Stored items
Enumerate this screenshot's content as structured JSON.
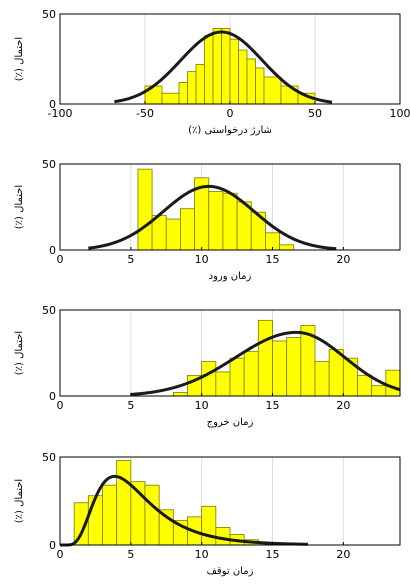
{
  "colors": {
    "bar_fill": "#ffff00",
    "bar_stroke": "#7a7a00",
    "curve": "#1a1a1a",
    "grid": "#dddddd",
    "axes": "#000000"
  },
  "chart_data": [
    {
      "type": "bar",
      "subtype": "histogram-with-fitted-curve",
      "xlabel": "شارژ درخواستی (٪)",
      "ylabel": "احتمال (٪)",
      "xlim": [
        -100,
        100
      ],
      "ylim": [
        0,
        50
      ],
      "xticks": [
        "-100",
        "-50",
        "0",
        "50",
        "100"
      ],
      "yticks": [
        "0",
        "50"
      ],
      "grid": true,
      "bins": [
        {
          "x0": -50,
          "x1": -40,
          "y": 10
        },
        {
          "x0": -40,
          "x1": -30,
          "y": 6
        },
        {
          "x0": -30,
          "x1": -25,
          "y": 12
        },
        {
          "x0": -25,
          "x1": -20,
          "y": 18
        },
        {
          "x0": -20,
          "x1": -15,
          "y": 22
        },
        {
          "x0": -15,
          "x1": -10,
          "y": 38
        },
        {
          "x0": -10,
          "x1": -5,
          "y": 42
        },
        {
          "x0": -5,
          "x1": 0,
          "y": 42
        },
        {
          "x0": 0,
          "x1": 5,
          "y": 36
        },
        {
          "x0": 5,
          "x1": 10,
          "y": 30
        },
        {
          "x0": 10,
          "x1": 15,
          "y": 25
        },
        {
          "x0": 15,
          "x1": 20,
          "y": 20
        },
        {
          "x0": 20,
          "x1": 30,
          "y": 15
        },
        {
          "x0": 30,
          "x1": 40,
          "y": 10
        },
        {
          "x0": 40,
          "x1": 50,
          "y": 6
        }
      ],
      "curve": {
        "distribution": "normal",
        "mean": -5,
        "sd": 24,
        "peak": 40,
        "xrange": [
          -68,
          60
        ]
      }
    },
    {
      "type": "bar",
      "subtype": "histogram-with-fitted-curve",
      "xlabel": "زمان ورود",
      "ylabel": "احتمال (٪)",
      "xlim": [
        0,
        24
      ],
      "ylim": [
        0,
        50
      ],
      "xticks": [
        "0",
        "5",
        "10",
        "15",
        "20"
      ],
      "yticks": [
        "0",
        "50"
      ],
      "grid": true,
      "bins": [
        {
          "x0": 5.5,
          "x1": 6.5,
          "y": 47
        },
        {
          "x0": 6.5,
          "x1": 7.5,
          "y": 20
        },
        {
          "x0": 7.5,
          "x1": 8.5,
          "y": 18
        },
        {
          "x0": 8.5,
          "x1": 9.5,
          "y": 24
        },
        {
          "x0": 9.5,
          "x1": 10.5,
          "y": 42
        },
        {
          "x0": 10.5,
          "x1": 11.5,
          "y": 34
        },
        {
          "x0": 11.5,
          "x1": 12.5,
          "y": 33
        },
        {
          "x0": 12.5,
          "x1": 13.5,
          "y": 28
        },
        {
          "x0": 13.5,
          "x1": 14.5,
          "y": 22
        },
        {
          "x0": 14.5,
          "x1": 15.5,
          "y": 10
        },
        {
          "x0": 15.5,
          "x1": 16.5,
          "y": 3
        }
      ],
      "curve": {
        "distribution": "normal",
        "mean": 10.5,
        "sd": 3.2,
        "peak": 37,
        "xrange": [
          2,
          19.5
        ]
      }
    },
    {
      "type": "bar",
      "subtype": "histogram-with-fitted-curve",
      "xlabel": "زمان خروج",
      "ylabel": "احتمال (٪)",
      "xlim": [
        0,
        24
      ],
      "ylim": [
        0,
        50
      ],
      "xticks": [
        "0",
        "5",
        "10",
        "15",
        "20"
      ],
      "yticks": [
        "0",
        "50"
      ],
      "grid": true,
      "bins": [
        {
          "x0": 8,
          "x1": 9,
          "y": 2
        },
        {
          "x0": 9,
          "x1": 10,
          "y": 12
        },
        {
          "x0": 10,
          "x1": 11,
          "y": 20
        },
        {
          "x0": 11,
          "x1": 12,
          "y": 14
        },
        {
          "x0": 12,
          "x1": 13,
          "y": 22
        },
        {
          "x0": 13,
          "x1": 14,
          "y": 26
        },
        {
          "x0": 14,
          "x1": 15,
          "y": 44
        },
        {
          "x0": 15,
          "x1": 16,
          "y": 32
        },
        {
          "x0": 16,
          "x1": 17,
          "y": 34
        },
        {
          "x0": 17,
          "x1": 18,
          "y": 41
        },
        {
          "x0": 18,
          "x1": 19,
          "y": 20
        },
        {
          "x0": 19,
          "x1": 20,
          "y": 27
        },
        {
          "x0": 20,
          "x1": 21,
          "y": 22
        },
        {
          "x0": 21,
          "x1": 22,
          "y": 12
        },
        {
          "x0": 22,
          "x1": 23,
          "y": 6
        },
        {
          "x0": 23,
          "x1": 24,
          "y": 15
        }
      ],
      "curve": {
        "distribution": "skewed",
        "mode": 16.7,
        "sd_left": 4.3,
        "sd_right": 3.4,
        "peak": 37,
        "xrange": [
          5,
          24
        ]
      }
    },
    {
      "type": "bar",
      "subtype": "histogram-with-fitted-curve",
      "xlabel": "زمان توقف",
      "ylabel": "احتمال (٪)",
      "xlim": [
        0,
        24
      ],
      "ylim": [
        0,
        50
      ],
      "xticks": [
        "0",
        "5",
        "10",
        "15",
        "20"
      ],
      "yticks": [
        "0",
        "50"
      ],
      "grid": true,
      "bins": [
        {
          "x0": 1,
          "x1": 2,
          "y": 24
        },
        {
          "x0": 2,
          "x1": 3,
          "y": 28
        },
        {
          "x0": 3,
          "x1": 4,
          "y": 34
        },
        {
          "x0": 4,
          "x1": 5,
          "y": 48
        },
        {
          "x0": 5,
          "x1": 6,
          "y": 36
        },
        {
          "x0": 6,
          "x1": 7,
          "y": 34
        },
        {
          "x0": 7,
          "x1": 8,
          "y": 20
        },
        {
          "x0": 8,
          "x1": 9,
          "y": 14
        },
        {
          "x0": 9,
          "x1": 10,
          "y": 16
        },
        {
          "x0": 10,
          "x1": 11,
          "y": 22
        },
        {
          "x0": 11,
          "x1": 12,
          "y": 10
        },
        {
          "x0": 12,
          "x1": 13,
          "y": 6
        },
        {
          "x0": 13,
          "x1": 14,
          "y": 3
        }
      ],
      "curve": {
        "distribution": "lognormal",
        "mu": 1.6,
        "sigma": 0.5,
        "peak": 39,
        "xrange": [
          0,
          17.5
        ]
      }
    }
  ]
}
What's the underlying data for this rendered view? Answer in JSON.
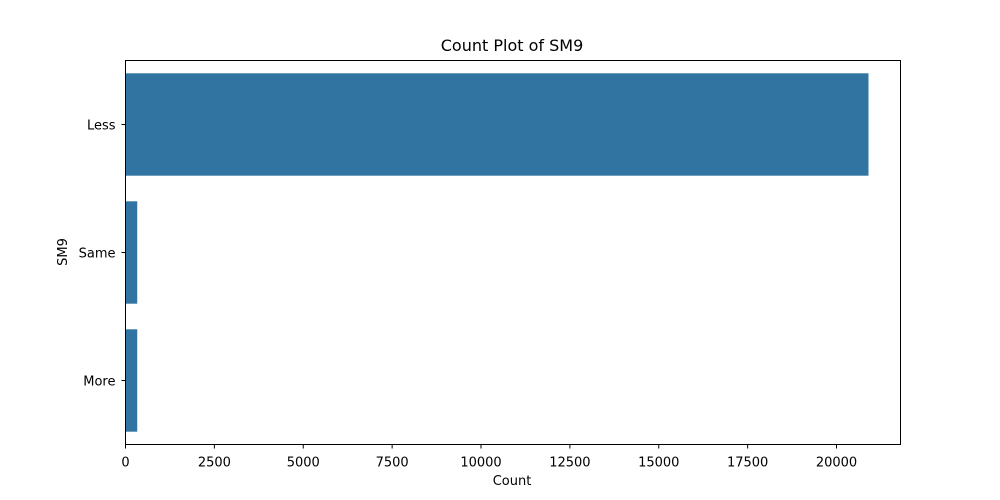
{
  "chart_data": {
    "type": "bar",
    "orientation": "horizontal",
    "title": "Count Plot of SM9",
    "xlabel": "Count",
    "ylabel": "SM9",
    "categories": [
      "Less",
      "Same",
      "More"
    ],
    "values": [
      20900,
      330,
      330
    ],
    "xlim": [
      0,
      21800
    ],
    "xticks": [
      0,
      2500,
      5000,
      7500,
      10000,
      12500,
      15000,
      17500,
      20000
    ],
    "bar_color": "#3274a1",
    "grid": false,
    "legend": "none"
  }
}
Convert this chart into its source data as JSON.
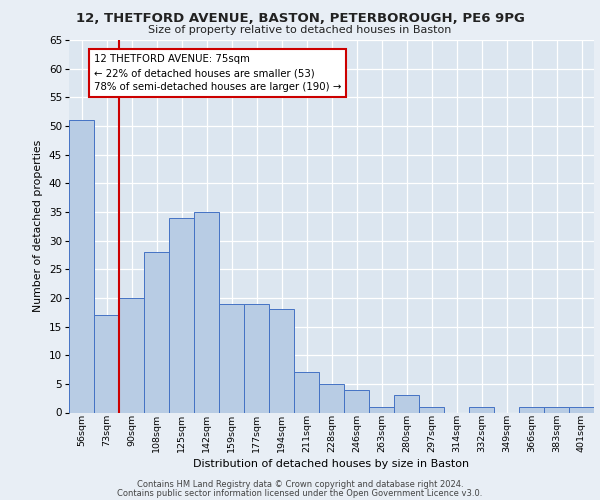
{
  "title1": "12, THETFORD AVENUE, BASTON, PETERBOROUGH, PE6 9PG",
  "title2": "Size of property relative to detached houses in Baston",
  "xlabel": "Distribution of detached houses by size in Baston",
  "ylabel": "Number of detached properties",
  "categories": [
    "56sqm",
    "73sqm",
    "90sqm",
    "108sqm",
    "125sqm",
    "142sqm",
    "159sqm",
    "177sqm",
    "194sqm",
    "211sqm",
    "228sqm",
    "246sqm",
    "263sqm",
    "280sqm",
    "297sqm",
    "314sqm",
    "332sqm",
    "349sqm",
    "366sqm",
    "383sqm",
    "401sqm"
  ],
  "values": [
    51,
    17,
    20,
    28,
    34,
    35,
    19,
    19,
    18,
    7,
    5,
    4,
    1,
    3,
    1,
    0,
    1,
    0,
    1,
    1,
    1
  ],
  "bar_color": "#b8cce4",
  "bar_edge_color": "#4472c4",
  "background_color": "#e8eef5",
  "plot_bg_color": "#dce6f0",
  "grid_color": "#ffffff",
  "annotation_line1": "12 THETFORD AVENUE: 75sqm",
  "annotation_line2": "← 22% of detached houses are smaller (53)",
  "annotation_line3": "78% of semi-detached houses are larger (190) →",
  "annotation_box_edge": "#cc0000",
  "vline_color": "#cc0000",
  "vline_x_index": 1,
  "ylim": [
    0,
    65
  ],
  "yticks": [
    0,
    5,
    10,
    15,
    20,
    25,
    30,
    35,
    40,
    45,
    50,
    55,
    60,
    65
  ],
  "footer1": "Contains HM Land Registry data © Crown copyright and database right 2024.",
  "footer2": "Contains public sector information licensed under the Open Government Licence v3.0."
}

◆ Given problem: Tally every line of the data that holds the word "xlabel" and write the count alone.

◆ Written response: 6